- [WRITTEN PROBLEM 1]
In the rows below, repeat word for word the stretch from the line containing "- inset-cube: [344, 188, 573, 400]" through the line containing "- x-axis-label-part: Element", both lines included.

- [GIVEN PASSAGE]
The missing piece for adding update and delete to the streaming API is a
primary key. Updates and deletes in SQL work by scanning the table or
partition where the record resides. This is assumed to be ok since we
are not supporting transactional workloads and thus update/deletes are
assumed to be infrequent. But a need to scan for each update or delete
will not perform adequately in the streaming case.
I've had a few discussions with others recently who are thinking of
adding merge like functionality, where you would upload all changes to a
temp table and then in one scan/transaction apply those changes. This
is a common way to handle these situations for data warehouses, and is
much easier than adding a primary key concept to Hive.
Alan.
Elliot West <mailto:tea...@gmail.com>
March 26, 2015 at 14:08
Hi,
I'd like to ascertain if it might be possible to add 'update' and
'delete' operations to the hive-hcatalog-streaming API. I've been
looking at the API with interest for the last week as it appears to
have the potential to help with some general data processing patterns
that are prevalent where I work. Ultimately, we continuously load
large amounts of data into Hadoop which is partitioned by some time
interval - usually hour, day, or month depending on the data size.
However, the records that reside in this data can change. We often
receive some new information that mutates part of an existing record
already stored in a partition in HDFS. Typically the amount of
mutations is very small compared to the number of records in each
partitions.

- [WRITTEN PROBLEM 2]
Transcribe the passage above on adding update and delete to the Hive streaming API, word for word.

- [RECORDS SUPPLIED]
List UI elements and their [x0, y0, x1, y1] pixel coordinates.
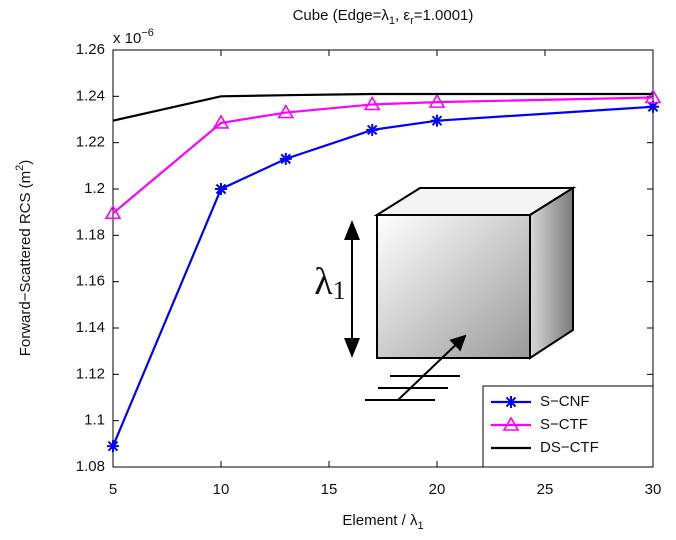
- inset-cube: [344, 188, 573, 400]
- y-multiplier: x 10−6: [113, 27, 154, 47]
- inset-label: λ1: [314, 261, 345, 305]
- inset-label-main: λ: [314, 261, 333, 303]
- series-line: [113, 94, 653, 121]
- y-tick-label: 1.1: [84, 412, 105, 429]
- x-tick-label: 5: [109, 481, 117, 498]
- marker-asterisk: [505, 396, 517, 408]
- y-multiplier-part: −6: [141, 27, 154, 39]
- y-axis-label: Forward−Scattered RCS (m2): [14, 160, 34, 357]
- x-axis-label: Element / λ1: [342, 512, 423, 532]
- y-tick-label: 1.2: [84, 180, 105, 197]
- y-tick-label: 1.26: [76, 41, 105, 58]
- y-tick-label: 1.18: [76, 226, 105, 243]
- legend-label: S−CTF: [540, 416, 588, 433]
- y-tick-label: 1.22: [76, 134, 105, 151]
- legend-label: S−CNF: [540, 393, 590, 410]
- x-tick-label: 10: [213, 481, 230, 498]
- y-tick-label: 1.16: [76, 273, 105, 290]
- y-multiplier-part: x 10: [113, 30, 141, 47]
- inset-label-sub: 1: [333, 276, 346, 305]
- marker-asterisk: [431, 115, 443, 127]
- y-axis-label-part: Forward−Scattered RCS (m: [17, 171, 34, 356]
- marker-asterisk: [366, 124, 378, 136]
- x-tick-label: 15: [321, 481, 338, 498]
- chart-title-part: Cube (Edge=λ: [293, 7, 390, 24]
- x-axis-label-part: 1: [417, 520, 423, 532]
- chart-title-part: =1.0001): [414, 7, 474, 24]
- marker-asterisk: [215, 183, 227, 195]
- y-tick-label: 1.14: [76, 319, 105, 336]
- chart-title: Cube (Edge=λ1, εr=1.0001): [293, 7, 474, 27]
- chart-title-part: , ε: [395, 7, 410, 24]
- y-tick-label: 1.12: [76, 365, 105, 382]
- x-tick-label: 25: [537, 481, 554, 498]
- x-tick-label: 20: [429, 481, 446, 498]
- x-tick-label: 30: [645, 481, 662, 498]
- marker-asterisk: [280, 153, 292, 165]
- y-tick-label: 1.24: [76, 87, 105, 104]
- legend-label: DS−CTF: [540, 439, 599, 456]
- chart: λ1 Cube (Edge=λ1, εr=1.0001)x 10−6Elemen…: [0, 0, 676, 540]
- x-axis-label-part: Element / λ: [342, 512, 418, 529]
- marker-asterisk: [107, 440, 119, 452]
- y-axis-label-part: ): [17, 160, 34, 165]
- y-tick-label: 1.08: [76, 458, 105, 475]
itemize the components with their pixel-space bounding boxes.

- [CORRECT RESULT 1]
- inset-cube: [344, 188, 573, 400]
- y-multiplier: x 10−6: [113, 27, 154, 47]
- inset-label: λ1: [314, 261, 345, 305]
- inset-label-main: λ: [314, 261, 333, 303]
- series-line: [113, 94, 653, 121]
- y-tick-label: 1.1: [84, 412, 105, 429]
- x-tick-label: 5: [109, 481, 117, 498]
- marker-asterisk: [505, 396, 517, 408]
- y-multiplier-part: −6: [141, 27, 154, 39]
- y-axis-label: Forward−Scattered RCS (m2): [14, 160, 34, 357]
- x-axis-label: Element / λ1: [342, 512, 423, 532]
- y-tick-label: 1.2: [84, 180, 105, 197]
- y-tick-label: 1.26: [76, 41, 105, 58]
- y-tick-label: 1.18: [76, 226, 105, 243]
- legend-label: S−CTF: [540, 416, 588, 433]
- y-tick-label: 1.22: [76, 134, 105, 151]
- legend-label: S−CNF: [540, 393, 590, 410]
- x-tick-label: 10: [213, 481, 230, 498]
- y-tick-label: 1.16: [76, 273, 105, 290]
- y-multiplier-part: x 10: [113, 30, 141, 47]
- inset-label-sub: 1: [333, 276, 346, 305]
- marker-asterisk: [431, 115, 443, 127]
- y-axis-label-part: Forward−Scattered RCS (m: [17, 171, 34, 356]
- marker-asterisk: [366, 124, 378, 136]
- x-tick-label: 15: [321, 481, 338, 498]
- chart-title-part: Cube (Edge=λ: [293, 7, 390, 24]
- x-axis-label-part: 1: [417, 520, 423, 532]
- chart-title-part: =1.0001): [414, 7, 474, 24]
- marker-asterisk: [215, 183, 227, 195]
- y-tick-label: 1.14: [76, 319, 105, 336]
- chart-title: Cube (Edge=λ1, εr=1.0001): [293, 7, 474, 27]
- chart-title-part: , ε: [395, 7, 410, 24]
- y-tick-label: 1.12: [76, 365, 105, 382]
- x-tick-label: 25: [537, 481, 554, 498]
- x-tick-label: 20: [429, 481, 446, 498]
- x-tick-label: 30: [645, 481, 662, 498]
- marker-asterisk: [280, 153, 292, 165]
- y-tick-label: 1.24: [76, 87, 105, 104]
- legend-label: DS−CTF: [540, 439, 599, 456]
- chart: λ1 Cube (Edge=λ1, εr=1.0001)x 10−6Elemen…: [0, 0, 676, 540]
- x-axis-label-part: Element / λ: [342, 512, 418, 529]

- [CORRECT RESULT 2]
The missing piece for adding update and delete to the streaming API is a
primary key. Updates and deletes in SQL work by scanning the table or
partition where the record resides. This is assumed to be ok since we
are not supporting transactional workloads and thus update/deletes are
assumed to be infrequent. But a need to scan for each update or delete
will not perform adequately in the streaming case.
I've had a few discussions with others recently who are thinking of
adding merge like functionality, where you would upload all changes to a
temp table and then in one scan/transaction apply those changes. This
is a common way to handle these situations for data warehouses, and is
much easier than adding a primary key concept to Hive.
Alan.
Elliot West <mailto:tea...@gmail.com>
March 26, 2015 at 14:08
Hi,
I'd like to ascertain if it might be possible to add 'update' and
'delete' operations to the hive-hcatalog-streaming API. I've been
looking at the API with interest for the last week as it appears to
have the potential to help with some general data processing patterns
that are prevalent where I work. Ultimately, we continuously load
large amounts of data into Hadoop which is partitioned by some time
interval - usually hour, day, or month depending on the data size.
However, the records that reside in this data can change. We often
receive some new information that mutates part of an existing record
already stored in a partition in HDFS. Typically the amount of
mutations is very small compared to the number of records in each
partitions.